* SHORT PROBLEM:
Return only the number of lines in the entries below that hold the word "members".

* DATASET CONTENT:

- - -

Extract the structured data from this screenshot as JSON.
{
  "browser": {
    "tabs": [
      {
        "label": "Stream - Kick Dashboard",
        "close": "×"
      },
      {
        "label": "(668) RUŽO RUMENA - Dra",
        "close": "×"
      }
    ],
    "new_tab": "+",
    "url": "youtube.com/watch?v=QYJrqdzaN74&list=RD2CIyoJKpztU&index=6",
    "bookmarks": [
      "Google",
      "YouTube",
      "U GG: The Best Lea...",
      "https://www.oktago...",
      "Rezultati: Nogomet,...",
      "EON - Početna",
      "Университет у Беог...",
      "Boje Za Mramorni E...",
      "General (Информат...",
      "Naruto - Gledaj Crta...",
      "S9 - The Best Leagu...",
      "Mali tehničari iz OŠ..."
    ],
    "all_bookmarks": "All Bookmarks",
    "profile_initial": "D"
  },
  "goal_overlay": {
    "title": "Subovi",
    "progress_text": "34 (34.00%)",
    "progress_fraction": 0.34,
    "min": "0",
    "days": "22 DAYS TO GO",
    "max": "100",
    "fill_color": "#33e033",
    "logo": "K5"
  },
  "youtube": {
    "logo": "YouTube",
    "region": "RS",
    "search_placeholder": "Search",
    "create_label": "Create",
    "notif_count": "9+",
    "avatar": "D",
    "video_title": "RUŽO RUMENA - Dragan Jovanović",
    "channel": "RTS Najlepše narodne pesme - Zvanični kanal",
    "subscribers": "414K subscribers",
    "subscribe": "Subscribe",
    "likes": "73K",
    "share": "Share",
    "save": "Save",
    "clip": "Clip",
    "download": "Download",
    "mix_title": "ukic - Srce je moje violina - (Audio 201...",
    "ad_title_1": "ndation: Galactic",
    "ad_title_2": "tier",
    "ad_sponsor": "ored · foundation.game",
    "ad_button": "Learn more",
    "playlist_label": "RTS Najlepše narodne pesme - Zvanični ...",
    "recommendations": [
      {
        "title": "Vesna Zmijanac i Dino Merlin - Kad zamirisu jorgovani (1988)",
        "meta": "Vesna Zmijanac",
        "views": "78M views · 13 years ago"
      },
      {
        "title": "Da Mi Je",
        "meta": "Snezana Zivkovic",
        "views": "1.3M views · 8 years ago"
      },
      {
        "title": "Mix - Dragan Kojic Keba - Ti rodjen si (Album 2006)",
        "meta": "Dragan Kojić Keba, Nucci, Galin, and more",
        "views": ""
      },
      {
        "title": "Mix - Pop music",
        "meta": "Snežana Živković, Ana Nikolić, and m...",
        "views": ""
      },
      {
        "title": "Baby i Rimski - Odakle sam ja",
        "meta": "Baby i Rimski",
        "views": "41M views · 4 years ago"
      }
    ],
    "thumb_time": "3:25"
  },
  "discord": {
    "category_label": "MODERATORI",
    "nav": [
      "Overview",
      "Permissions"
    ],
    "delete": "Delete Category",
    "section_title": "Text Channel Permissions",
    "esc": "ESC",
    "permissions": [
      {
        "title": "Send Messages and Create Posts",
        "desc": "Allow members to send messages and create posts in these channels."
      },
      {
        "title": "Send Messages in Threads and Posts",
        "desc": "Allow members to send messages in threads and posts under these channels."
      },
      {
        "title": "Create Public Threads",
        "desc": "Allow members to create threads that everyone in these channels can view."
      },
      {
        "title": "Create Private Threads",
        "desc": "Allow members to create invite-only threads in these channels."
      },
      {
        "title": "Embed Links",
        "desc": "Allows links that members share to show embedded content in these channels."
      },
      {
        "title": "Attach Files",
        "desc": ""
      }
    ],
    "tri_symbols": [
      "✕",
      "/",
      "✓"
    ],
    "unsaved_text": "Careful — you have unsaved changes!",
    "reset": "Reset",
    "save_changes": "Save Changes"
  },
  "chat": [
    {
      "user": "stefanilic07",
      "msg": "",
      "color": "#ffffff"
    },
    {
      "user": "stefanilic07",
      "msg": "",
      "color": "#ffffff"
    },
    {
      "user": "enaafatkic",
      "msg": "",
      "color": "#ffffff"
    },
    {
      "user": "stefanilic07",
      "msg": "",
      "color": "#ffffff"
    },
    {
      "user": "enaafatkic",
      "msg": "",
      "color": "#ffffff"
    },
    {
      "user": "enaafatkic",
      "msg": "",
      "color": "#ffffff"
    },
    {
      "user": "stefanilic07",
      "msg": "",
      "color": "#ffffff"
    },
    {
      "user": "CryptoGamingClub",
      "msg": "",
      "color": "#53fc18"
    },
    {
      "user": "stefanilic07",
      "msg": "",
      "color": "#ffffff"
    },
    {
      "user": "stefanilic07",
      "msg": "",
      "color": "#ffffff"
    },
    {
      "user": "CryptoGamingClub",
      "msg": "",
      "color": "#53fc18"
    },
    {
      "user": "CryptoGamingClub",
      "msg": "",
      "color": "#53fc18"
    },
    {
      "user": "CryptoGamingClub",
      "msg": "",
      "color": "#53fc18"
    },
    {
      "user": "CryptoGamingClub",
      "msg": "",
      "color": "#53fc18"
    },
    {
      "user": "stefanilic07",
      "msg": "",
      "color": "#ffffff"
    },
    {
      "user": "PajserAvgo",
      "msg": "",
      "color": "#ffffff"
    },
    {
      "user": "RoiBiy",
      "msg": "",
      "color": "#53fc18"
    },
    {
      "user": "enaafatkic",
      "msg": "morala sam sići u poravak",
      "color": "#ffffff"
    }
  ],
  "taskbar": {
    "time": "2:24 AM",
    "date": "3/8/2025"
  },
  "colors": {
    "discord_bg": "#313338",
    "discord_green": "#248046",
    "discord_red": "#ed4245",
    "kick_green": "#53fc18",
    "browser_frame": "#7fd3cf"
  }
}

- - -

* THE REPLY:
5